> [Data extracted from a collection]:
--- BEGIN ---
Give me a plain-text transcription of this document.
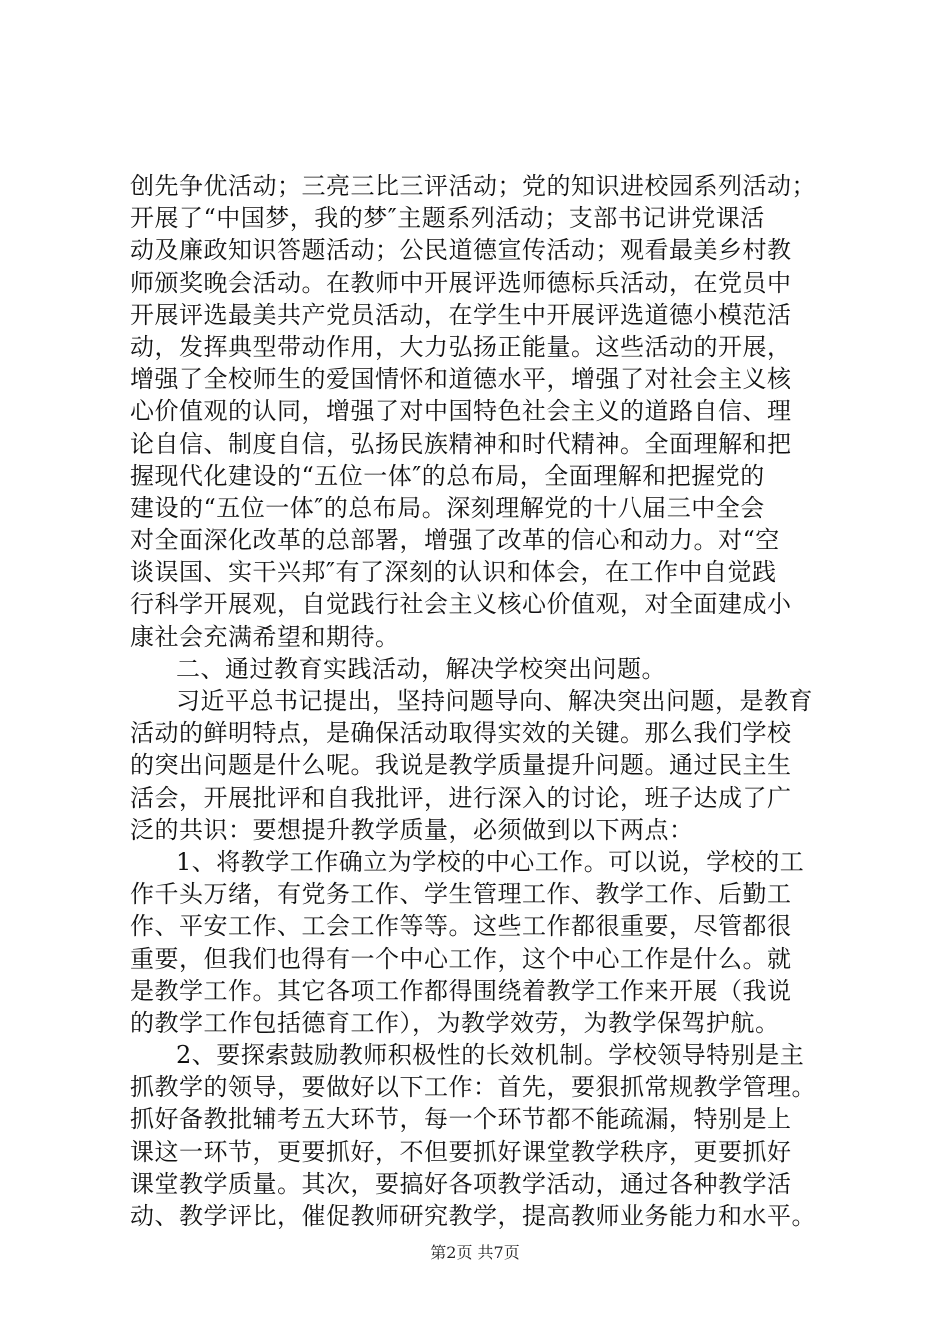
创先争优活动；三亮三比三评活动；党的知识进校园系列活动；
开展了“中国梦，我的梦″主题系列活动；支部书记讲党课活
动及廉政知识答题活动；公民道德宣传活动；观看最美乡村教
师颁奖晚会活动。在教师中开展评选师德标兵活动，在党员中
开展评选最美共产党员活动，在学生中开展评选道德小模范活
动，发挥典型带动作用，大力弘扬正能量。这些活动的开展，
增强了全校师生的爱国情怀和道德水平，增强了对社会主义核
心价值观的认同，增强了对中国特色社会主义的道路自信、理
论自信、制度自信，弘扬民族精神和时代精神。全面理解和把
握现代化建设的“五位一体″的总布局，全面理解和把握党的
建设的“五位一体″的总布局。深刻理解党的十八届三中全会
对全面深化改革的总部署，增强了改革的信心和动力。对“空
谈误国、实干兴邦″有了深刻的认识和体会，在工作中自觉践
行科学开展观，自觉践行社会主义核心价值观，对全面建成小
康社会充满希望和期待。
二、通过教育实践活动，解决学校突出问题。
习近平总书记提出，坚持问题导向、解决突出问题，是教育
活动的鲜明特点，是确保活动取得实效的关键。那么我们学校
的突出问题是什么呢。我说是教学质量提升问题。通过民主生
活会，开展批评和自我批评，进行深入的讨论，班子达成了广
泛的共识：要想提升教学质量，必须做到以下两点：
1、将教学工作确立为学校的中心工作。可以说，学校的工
作千头万绪，有党务工作、学生管理工作、教学工作、后勤工
作、平安工作、工会工作等等。这些工作都很重要，尽管都很
重要，但我们也得有一个中心工作，这个中心工作是什么。就
是教学工作。其它各项工作都得围绕着教学工作来开展（我说
的教学工作包括德育工作），为教学效劳，为教学保驾护航。
2、要探索鼓励教师积极性的长效机制。学校领导特别是主
抓教学的领导，要做好以下工作：首先，要狠抓常规教学管理。
抓好备教批辅考五大环节，每一个环节都不能疏漏，特别是上
课这一环节，更要抓好，不但要抓好课堂教学秩序，更要抓好
课堂教学质量。其次，要搞好各项教学活动，通过各种教学活
动、教学评比，催促教师研究教学，提高教师业务能力和水平。
第2页 共7页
--- END ---
> [Set exercise]:
List all lines above in which the string "的总布局" appears.

> [Reply]:
握现代化建设的“五位一体″的总布局，全面理解和把握党的
建设的“五位一体″的总布局。深刻理解党的十八届三中全会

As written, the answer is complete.